◆ **SET EXERCISE**: Pull out every line below that contains the word "structured".

◆ **DATA SHOWN**:

((

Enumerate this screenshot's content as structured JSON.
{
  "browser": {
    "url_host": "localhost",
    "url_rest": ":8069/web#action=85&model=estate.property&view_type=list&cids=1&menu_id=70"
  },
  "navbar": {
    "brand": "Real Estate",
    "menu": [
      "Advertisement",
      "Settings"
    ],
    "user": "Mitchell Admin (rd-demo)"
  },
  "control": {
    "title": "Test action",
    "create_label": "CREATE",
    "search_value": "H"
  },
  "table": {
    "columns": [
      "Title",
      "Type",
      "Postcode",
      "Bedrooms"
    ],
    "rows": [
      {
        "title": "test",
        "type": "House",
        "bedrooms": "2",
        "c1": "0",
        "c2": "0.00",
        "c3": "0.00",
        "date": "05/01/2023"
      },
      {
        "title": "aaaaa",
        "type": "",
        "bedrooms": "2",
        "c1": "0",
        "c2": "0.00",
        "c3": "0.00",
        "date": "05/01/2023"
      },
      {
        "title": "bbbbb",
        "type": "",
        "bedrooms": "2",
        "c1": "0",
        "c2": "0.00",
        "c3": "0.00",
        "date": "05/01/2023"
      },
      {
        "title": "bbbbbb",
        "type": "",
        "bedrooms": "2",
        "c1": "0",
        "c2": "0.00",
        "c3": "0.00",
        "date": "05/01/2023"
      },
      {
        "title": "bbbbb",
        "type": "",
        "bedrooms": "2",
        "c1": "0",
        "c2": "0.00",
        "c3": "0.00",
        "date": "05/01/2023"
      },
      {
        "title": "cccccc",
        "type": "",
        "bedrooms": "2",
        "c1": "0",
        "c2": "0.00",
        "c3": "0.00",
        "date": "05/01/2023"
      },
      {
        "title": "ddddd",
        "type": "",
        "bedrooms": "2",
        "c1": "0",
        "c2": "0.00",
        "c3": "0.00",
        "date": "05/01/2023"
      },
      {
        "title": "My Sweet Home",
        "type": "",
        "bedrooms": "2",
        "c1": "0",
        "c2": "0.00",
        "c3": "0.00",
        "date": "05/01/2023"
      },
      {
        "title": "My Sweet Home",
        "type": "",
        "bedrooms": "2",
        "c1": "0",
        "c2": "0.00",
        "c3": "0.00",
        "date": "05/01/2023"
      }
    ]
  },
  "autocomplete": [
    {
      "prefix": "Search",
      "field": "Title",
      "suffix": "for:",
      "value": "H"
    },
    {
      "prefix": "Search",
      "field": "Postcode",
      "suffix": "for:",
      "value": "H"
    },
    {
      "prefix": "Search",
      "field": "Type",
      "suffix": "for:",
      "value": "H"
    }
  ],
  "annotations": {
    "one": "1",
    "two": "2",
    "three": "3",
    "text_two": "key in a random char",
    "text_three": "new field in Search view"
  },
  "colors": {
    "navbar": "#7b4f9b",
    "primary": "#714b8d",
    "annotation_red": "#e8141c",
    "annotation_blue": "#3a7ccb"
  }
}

))
((

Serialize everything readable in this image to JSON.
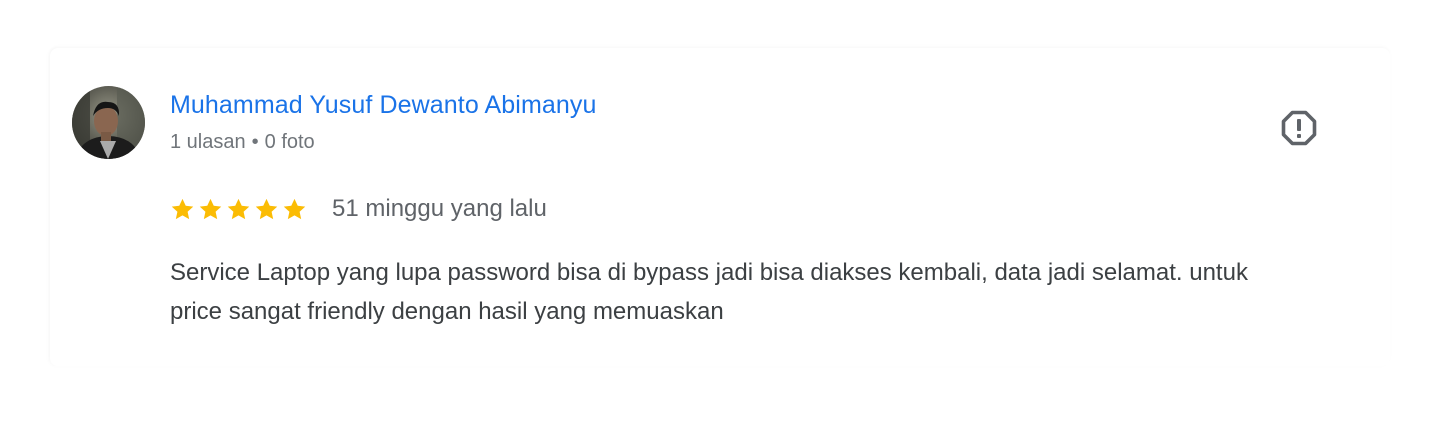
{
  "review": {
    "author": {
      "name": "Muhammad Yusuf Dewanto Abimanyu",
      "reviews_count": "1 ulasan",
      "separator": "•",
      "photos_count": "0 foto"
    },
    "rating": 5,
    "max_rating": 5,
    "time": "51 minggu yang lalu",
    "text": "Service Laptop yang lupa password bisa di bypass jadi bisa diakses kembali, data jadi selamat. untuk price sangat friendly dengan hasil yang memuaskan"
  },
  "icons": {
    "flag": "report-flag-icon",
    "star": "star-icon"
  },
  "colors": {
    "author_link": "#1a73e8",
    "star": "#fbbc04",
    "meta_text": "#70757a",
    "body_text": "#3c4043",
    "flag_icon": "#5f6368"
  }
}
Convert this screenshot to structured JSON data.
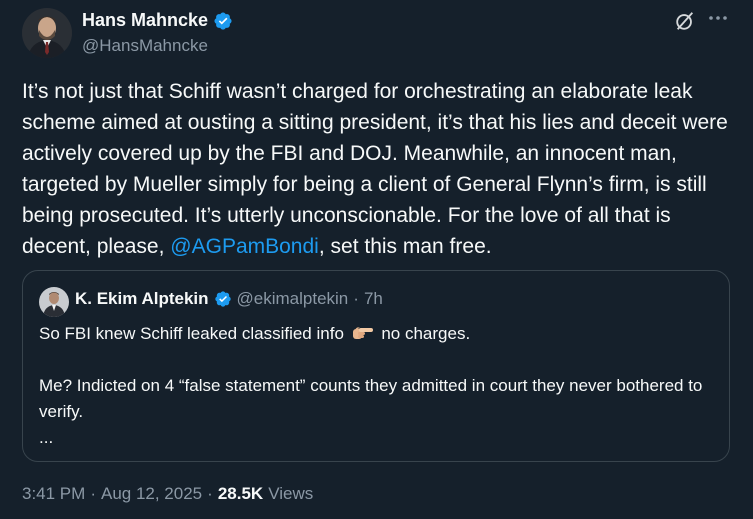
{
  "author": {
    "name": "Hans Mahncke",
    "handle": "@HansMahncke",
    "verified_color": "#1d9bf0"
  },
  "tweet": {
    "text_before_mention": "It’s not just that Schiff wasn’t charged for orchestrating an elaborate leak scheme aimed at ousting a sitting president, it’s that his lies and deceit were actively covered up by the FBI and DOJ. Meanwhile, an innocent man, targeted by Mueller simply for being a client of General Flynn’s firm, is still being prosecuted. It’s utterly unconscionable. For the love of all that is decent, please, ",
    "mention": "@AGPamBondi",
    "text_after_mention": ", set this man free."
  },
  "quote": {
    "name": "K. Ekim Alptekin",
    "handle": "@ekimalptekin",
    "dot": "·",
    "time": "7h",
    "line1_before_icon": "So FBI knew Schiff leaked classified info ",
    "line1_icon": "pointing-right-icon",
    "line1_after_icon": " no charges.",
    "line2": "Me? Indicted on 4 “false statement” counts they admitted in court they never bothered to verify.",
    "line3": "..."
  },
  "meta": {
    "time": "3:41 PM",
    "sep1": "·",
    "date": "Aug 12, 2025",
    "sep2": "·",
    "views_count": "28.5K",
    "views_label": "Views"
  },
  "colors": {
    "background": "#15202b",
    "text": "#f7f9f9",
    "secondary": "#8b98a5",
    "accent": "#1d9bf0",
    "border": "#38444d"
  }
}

))

◆ **EXERCISE ANSWER**:
Enumerate this screenshot's content as structured JSON.
Convert this screenshot to structured JSON data.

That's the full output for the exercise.